- **Dataset entries**:
━━━━━━━━

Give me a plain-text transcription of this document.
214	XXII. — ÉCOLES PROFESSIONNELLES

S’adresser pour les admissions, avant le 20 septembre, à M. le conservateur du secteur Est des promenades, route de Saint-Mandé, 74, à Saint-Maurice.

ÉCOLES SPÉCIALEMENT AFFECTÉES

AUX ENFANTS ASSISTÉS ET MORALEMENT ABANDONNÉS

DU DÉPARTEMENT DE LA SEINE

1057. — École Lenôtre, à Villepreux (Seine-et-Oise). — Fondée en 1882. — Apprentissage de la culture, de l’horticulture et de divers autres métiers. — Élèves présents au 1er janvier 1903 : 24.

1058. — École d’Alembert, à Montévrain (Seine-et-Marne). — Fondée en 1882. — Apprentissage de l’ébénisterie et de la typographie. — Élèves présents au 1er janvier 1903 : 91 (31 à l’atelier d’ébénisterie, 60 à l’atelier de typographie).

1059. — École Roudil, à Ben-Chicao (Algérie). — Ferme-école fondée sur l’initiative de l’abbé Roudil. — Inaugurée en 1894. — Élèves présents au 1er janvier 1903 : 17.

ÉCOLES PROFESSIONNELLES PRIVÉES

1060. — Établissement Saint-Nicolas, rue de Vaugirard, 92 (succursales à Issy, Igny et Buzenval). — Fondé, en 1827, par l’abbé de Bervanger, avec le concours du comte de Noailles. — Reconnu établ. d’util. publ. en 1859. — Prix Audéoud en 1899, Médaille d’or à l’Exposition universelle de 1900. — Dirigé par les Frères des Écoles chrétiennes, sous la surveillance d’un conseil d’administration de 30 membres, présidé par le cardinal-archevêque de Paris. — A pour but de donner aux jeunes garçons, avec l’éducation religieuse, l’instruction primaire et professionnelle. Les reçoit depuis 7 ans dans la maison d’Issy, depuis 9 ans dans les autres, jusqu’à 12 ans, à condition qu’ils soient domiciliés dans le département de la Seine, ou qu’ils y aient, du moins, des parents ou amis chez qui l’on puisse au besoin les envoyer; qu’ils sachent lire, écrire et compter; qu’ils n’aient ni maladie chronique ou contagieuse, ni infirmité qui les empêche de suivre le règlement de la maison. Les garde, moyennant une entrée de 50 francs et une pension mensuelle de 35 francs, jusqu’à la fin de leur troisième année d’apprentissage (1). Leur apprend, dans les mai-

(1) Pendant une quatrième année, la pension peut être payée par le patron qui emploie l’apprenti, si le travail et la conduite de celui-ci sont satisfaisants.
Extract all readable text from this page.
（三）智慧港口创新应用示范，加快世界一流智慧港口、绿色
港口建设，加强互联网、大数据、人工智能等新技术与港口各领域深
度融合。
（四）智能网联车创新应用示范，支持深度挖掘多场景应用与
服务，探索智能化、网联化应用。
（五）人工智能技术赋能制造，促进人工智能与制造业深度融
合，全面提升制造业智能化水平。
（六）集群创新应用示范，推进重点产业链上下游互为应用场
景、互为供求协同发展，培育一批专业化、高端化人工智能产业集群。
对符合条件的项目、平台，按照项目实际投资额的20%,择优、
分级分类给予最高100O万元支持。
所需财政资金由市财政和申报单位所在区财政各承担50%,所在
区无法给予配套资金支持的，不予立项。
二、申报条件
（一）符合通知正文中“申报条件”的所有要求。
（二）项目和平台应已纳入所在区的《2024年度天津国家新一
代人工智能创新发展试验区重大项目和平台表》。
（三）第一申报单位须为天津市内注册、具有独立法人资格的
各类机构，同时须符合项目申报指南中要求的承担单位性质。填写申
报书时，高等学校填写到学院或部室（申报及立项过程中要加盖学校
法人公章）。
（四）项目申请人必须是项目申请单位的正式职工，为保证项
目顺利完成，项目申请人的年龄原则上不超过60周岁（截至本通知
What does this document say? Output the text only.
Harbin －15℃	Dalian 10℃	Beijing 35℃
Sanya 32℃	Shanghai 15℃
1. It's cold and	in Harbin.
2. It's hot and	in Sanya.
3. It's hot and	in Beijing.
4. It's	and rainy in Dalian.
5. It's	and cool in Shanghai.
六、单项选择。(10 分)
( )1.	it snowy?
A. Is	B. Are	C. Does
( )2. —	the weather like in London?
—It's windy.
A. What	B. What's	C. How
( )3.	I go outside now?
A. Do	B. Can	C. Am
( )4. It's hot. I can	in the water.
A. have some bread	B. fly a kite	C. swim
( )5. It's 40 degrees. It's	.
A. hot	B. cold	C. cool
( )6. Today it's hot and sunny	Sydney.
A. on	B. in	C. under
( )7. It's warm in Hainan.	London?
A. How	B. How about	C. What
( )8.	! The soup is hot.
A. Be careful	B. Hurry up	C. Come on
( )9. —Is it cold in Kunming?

━━━━━━━━

- **WORK REQUIRED**:
Find the word "Shanghai" in the data and show each line that holds it.

- **EXPECTED OUTPUT**:
Sanya 32℃	Shanghai 15℃
5. It's	and cool in Shanghai.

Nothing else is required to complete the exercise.